### [Exercise directions]
Locate the string "厚实心黏土砖墙" in the records below. Copy every line where it occurs.

### [Data excerpts]

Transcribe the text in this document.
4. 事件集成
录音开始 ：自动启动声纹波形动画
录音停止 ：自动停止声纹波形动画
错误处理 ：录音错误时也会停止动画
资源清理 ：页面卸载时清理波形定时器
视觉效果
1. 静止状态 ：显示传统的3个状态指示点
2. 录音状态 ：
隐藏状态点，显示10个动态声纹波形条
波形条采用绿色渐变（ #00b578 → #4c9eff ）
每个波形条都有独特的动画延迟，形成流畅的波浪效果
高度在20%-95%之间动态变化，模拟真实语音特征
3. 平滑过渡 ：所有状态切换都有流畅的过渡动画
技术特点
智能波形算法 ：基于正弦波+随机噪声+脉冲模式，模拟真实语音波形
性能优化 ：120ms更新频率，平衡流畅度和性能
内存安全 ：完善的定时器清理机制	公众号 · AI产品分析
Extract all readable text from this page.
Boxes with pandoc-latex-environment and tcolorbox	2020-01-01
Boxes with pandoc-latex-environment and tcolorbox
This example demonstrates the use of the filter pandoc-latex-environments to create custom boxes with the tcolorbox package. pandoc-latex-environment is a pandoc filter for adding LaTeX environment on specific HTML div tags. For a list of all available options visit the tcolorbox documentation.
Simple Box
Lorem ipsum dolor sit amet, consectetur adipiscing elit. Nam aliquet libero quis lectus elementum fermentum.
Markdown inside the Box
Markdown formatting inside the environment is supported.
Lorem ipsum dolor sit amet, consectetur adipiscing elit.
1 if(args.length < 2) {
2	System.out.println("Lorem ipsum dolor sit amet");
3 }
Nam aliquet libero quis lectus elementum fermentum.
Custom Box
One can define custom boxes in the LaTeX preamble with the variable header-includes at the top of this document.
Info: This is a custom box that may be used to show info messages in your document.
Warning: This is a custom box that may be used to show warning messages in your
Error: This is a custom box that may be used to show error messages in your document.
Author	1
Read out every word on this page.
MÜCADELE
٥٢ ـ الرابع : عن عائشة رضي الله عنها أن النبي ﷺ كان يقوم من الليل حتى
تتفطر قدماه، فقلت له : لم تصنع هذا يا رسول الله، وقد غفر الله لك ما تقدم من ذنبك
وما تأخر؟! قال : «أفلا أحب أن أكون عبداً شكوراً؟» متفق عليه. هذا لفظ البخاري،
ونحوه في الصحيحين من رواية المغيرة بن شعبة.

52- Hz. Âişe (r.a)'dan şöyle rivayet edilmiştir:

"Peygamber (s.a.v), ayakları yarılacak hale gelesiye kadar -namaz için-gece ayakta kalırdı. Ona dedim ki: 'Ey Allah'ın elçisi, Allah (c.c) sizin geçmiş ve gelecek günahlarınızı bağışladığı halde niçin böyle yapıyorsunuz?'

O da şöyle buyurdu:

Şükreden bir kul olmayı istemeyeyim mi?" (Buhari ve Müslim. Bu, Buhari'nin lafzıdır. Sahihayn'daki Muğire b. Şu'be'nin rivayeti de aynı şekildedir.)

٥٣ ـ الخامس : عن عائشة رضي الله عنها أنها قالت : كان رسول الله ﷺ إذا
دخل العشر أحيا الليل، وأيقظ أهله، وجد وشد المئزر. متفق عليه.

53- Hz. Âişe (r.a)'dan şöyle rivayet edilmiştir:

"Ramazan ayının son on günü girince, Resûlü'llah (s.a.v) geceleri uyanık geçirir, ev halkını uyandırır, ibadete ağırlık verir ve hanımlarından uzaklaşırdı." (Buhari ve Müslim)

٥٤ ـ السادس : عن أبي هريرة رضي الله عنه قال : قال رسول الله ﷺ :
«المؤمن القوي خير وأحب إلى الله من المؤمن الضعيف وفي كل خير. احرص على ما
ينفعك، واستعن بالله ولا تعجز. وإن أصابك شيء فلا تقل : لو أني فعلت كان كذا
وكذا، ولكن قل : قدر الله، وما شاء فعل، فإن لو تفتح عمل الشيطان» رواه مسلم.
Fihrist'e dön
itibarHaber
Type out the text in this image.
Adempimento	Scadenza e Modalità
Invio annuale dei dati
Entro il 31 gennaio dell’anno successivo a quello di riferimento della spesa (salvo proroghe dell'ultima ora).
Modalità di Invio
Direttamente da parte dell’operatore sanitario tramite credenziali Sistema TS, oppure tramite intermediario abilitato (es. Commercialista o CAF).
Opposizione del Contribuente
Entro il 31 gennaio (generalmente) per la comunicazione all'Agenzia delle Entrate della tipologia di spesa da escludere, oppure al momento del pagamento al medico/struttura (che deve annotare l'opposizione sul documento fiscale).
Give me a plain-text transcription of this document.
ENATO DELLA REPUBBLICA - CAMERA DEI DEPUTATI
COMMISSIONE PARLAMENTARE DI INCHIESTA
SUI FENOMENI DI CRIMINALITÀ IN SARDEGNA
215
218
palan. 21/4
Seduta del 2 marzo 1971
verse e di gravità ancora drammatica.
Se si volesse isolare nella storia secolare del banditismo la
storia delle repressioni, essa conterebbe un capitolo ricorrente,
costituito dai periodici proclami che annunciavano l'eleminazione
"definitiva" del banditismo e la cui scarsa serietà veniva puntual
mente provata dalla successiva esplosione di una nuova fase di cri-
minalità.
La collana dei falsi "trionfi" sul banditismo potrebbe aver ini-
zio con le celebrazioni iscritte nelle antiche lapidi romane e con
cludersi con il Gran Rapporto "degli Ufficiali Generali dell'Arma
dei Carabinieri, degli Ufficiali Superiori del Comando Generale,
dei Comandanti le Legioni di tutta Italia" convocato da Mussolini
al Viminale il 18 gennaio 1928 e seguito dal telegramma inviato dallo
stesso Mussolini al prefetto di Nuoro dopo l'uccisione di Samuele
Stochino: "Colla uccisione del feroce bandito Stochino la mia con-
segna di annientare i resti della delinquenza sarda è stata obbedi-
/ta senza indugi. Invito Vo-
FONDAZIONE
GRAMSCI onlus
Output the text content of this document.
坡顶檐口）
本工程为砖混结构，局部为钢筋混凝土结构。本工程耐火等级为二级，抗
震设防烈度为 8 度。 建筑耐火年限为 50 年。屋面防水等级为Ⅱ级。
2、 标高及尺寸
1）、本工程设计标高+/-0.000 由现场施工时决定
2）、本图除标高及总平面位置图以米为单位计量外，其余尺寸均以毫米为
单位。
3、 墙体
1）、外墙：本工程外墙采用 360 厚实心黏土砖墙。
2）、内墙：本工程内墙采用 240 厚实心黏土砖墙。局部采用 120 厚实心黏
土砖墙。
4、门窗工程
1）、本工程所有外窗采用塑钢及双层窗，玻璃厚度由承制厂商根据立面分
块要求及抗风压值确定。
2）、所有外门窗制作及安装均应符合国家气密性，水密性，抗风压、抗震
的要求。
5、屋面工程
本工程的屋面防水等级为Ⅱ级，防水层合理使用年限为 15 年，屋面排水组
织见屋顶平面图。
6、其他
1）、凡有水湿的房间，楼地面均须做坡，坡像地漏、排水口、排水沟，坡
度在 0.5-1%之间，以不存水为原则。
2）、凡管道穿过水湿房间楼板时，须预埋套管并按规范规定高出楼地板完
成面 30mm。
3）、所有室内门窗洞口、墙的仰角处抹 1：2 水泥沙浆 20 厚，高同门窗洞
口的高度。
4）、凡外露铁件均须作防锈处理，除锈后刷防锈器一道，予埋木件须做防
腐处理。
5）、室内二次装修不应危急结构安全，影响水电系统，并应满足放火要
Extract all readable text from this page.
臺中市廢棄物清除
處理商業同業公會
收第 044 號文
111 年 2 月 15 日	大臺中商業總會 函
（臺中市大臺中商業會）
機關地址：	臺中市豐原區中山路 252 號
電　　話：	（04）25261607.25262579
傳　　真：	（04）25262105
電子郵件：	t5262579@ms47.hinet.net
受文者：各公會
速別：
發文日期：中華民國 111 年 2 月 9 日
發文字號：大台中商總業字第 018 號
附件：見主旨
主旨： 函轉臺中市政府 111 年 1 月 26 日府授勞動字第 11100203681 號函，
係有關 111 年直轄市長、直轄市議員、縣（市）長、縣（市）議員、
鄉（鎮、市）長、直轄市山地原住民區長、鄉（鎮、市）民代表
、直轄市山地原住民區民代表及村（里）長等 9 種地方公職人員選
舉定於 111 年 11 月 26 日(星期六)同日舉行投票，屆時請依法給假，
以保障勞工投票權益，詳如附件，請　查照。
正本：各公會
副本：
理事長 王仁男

### [Answer to this problem]
1）、外墙：本工程外墙采用 360 厚实心黏土砖墙。
2）、内墙：本工程内墙采用 240 厚实心黏土砖墙。局部采用 120 厚实心黏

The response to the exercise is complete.